* TASK DETAILS: Look through the listing for the word "klienter". Copy each line that has it.

* RECORDS FOR PROCESSING:
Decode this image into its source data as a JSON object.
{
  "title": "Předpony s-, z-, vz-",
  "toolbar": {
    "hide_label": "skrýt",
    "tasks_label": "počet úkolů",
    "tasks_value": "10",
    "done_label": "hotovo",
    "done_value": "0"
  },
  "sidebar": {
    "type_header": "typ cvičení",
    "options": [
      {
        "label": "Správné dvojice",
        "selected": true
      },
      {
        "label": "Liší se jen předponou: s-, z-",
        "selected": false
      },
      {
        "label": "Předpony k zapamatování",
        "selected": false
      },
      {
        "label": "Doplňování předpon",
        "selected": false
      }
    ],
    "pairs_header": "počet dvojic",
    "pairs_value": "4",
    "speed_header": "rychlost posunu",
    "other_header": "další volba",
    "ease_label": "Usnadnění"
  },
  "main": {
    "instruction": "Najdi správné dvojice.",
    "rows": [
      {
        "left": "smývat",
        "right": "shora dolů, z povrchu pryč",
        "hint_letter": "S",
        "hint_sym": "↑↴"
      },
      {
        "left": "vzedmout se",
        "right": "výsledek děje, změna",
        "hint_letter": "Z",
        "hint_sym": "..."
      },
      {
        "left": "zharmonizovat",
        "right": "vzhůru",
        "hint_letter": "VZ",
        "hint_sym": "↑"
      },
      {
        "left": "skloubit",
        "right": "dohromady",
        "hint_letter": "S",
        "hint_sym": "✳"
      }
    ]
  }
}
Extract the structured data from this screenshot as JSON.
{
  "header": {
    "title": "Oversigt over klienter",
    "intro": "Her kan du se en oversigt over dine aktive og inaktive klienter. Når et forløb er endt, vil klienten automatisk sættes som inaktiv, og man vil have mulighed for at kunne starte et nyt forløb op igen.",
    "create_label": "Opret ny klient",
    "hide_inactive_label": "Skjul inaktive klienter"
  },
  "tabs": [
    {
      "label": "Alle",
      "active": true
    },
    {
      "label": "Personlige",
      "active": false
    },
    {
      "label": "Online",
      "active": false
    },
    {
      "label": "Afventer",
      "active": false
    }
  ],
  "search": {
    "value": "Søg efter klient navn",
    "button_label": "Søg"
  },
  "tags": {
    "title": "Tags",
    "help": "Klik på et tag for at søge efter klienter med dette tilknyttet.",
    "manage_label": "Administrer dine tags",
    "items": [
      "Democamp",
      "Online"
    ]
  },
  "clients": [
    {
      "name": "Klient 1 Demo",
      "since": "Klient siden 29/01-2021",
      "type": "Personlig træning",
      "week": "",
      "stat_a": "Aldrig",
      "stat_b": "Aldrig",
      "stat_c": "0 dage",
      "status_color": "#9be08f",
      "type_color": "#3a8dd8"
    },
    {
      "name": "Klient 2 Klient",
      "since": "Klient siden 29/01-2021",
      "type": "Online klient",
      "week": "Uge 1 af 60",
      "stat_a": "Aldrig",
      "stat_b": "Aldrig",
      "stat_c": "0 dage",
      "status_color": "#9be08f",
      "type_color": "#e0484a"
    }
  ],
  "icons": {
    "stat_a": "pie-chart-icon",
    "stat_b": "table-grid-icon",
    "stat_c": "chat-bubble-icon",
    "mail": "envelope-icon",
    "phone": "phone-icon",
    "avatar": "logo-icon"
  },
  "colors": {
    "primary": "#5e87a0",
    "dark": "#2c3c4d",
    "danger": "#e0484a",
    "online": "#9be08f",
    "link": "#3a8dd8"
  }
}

* TASK RESPONSE:
    "title": "Oversigt over klienter",
    "intro": "Her kan du se en oversigt over dine aktive og inaktive klienter. Når et forløb er endt, vil klienten automatisk sættes som inaktiv, og man vil have mulighed for at kunne starte et nyt forløb op igen.",
    "hide_inactive_label": "Skjul inaktive klienter"
    "help": "Klik på et tag for at søge efter klienter med dette tilknyttet.",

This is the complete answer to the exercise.